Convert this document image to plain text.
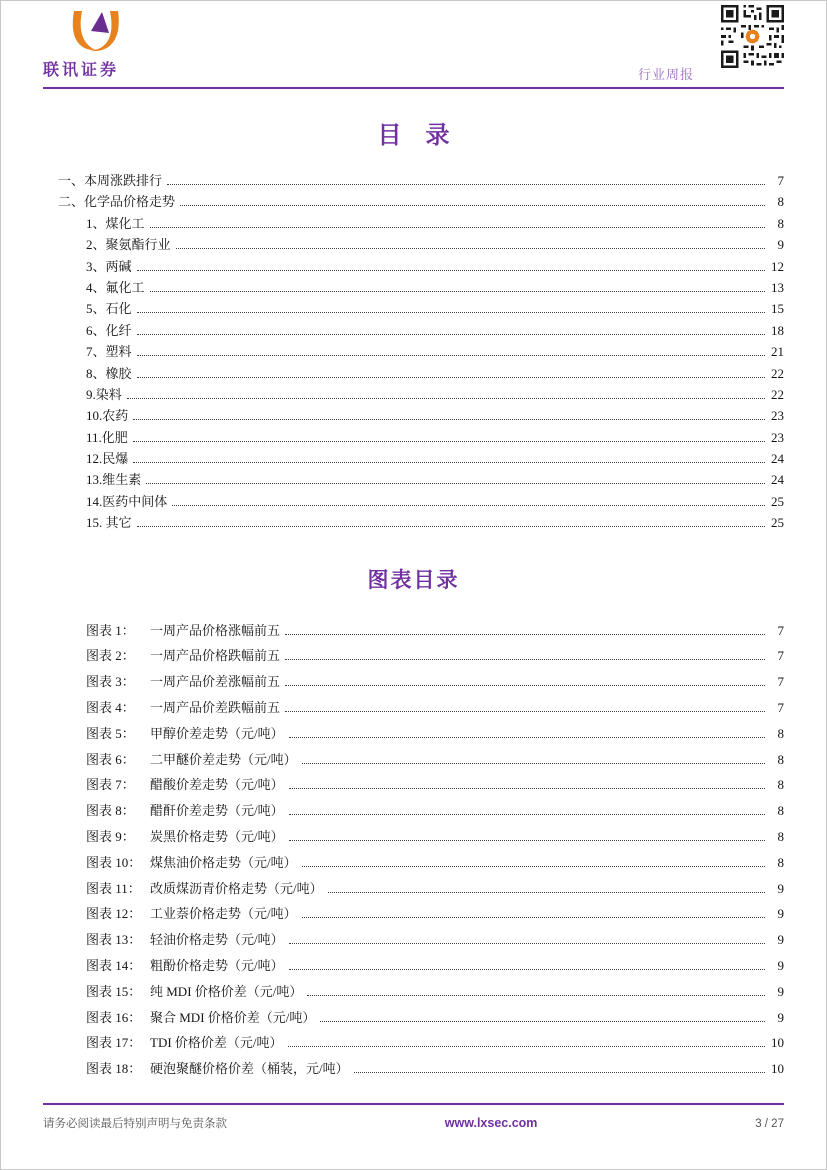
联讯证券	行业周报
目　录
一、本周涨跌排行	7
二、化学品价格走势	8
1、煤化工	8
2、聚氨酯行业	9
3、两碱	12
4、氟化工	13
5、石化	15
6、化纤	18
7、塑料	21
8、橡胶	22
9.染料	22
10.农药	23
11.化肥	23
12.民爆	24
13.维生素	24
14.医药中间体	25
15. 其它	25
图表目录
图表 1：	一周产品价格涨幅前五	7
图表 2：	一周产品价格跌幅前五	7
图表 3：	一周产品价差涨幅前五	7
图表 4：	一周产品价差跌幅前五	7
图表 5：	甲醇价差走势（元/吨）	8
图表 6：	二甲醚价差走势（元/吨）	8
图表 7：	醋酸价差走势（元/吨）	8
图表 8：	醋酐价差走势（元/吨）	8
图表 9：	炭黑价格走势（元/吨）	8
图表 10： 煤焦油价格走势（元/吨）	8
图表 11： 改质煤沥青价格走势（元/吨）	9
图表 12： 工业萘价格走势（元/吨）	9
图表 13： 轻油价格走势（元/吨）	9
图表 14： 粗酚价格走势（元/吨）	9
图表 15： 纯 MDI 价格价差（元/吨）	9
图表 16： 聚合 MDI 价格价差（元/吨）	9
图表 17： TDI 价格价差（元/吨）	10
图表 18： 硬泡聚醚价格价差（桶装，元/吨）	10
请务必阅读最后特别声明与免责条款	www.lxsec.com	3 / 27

What to do
Return the entries unchanged, save for the pictures, which do not belong in the copy.

Result of the task
Convert this document image to plain text.
联讯证券	行业周报
目　录
一、本周涨跌排行	7
二、化学品价格走势	8
1、煤化工	8
2、聚氨酯行业	9
3、两碱	12
4、氟化工	13
5、石化	15
6、化纤	18
7、塑料	21
8、橡胶	22
9.染料	22
10.农药	23
11.化肥	23
12.民爆	24
13.维生素	24
14.医药中间体	25
15. 其它	25
图表目录
图表 1：	一周产品价格涨幅前五	7
图表 2：	一周产品价格跌幅前五	7
图表 3：	一周产品价差涨幅前五	7
图表 4：	一周产品价差跌幅前五	7
图表 5：	甲醇价差走势（元/吨）	8
图表 6：	二甲醚价差走势（元/吨）	8
图表 7：	醋酸价差走势（元/吨）	8
图表 8：	醋酐价差走势（元/吨）	8
图表 9：	炭黑价格走势（元/吨）	8
图表 10： 煤焦油价格走势（元/吨）	8
图表 11： 改质煤沥青价格走势（元/吨）	9
图表 12： 工业萘价格走势（元/吨）	9
图表 13： 轻油价格走势（元/吨）	9
图表 14： 粗酚价格走势（元/吨）	9
图表 15： 纯 MDI 价格价差（元/吨）	9
图表 16： 聚合 MDI 价格价差（元/吨）	9
图表 17： TDI 价格价差（元/吨）	10
图表 18： 硬泡聚醚价格价差（桶装，元/吨）	10
请务必阅读最后特别声明与免责条款	www.lxsec.com	3 / 27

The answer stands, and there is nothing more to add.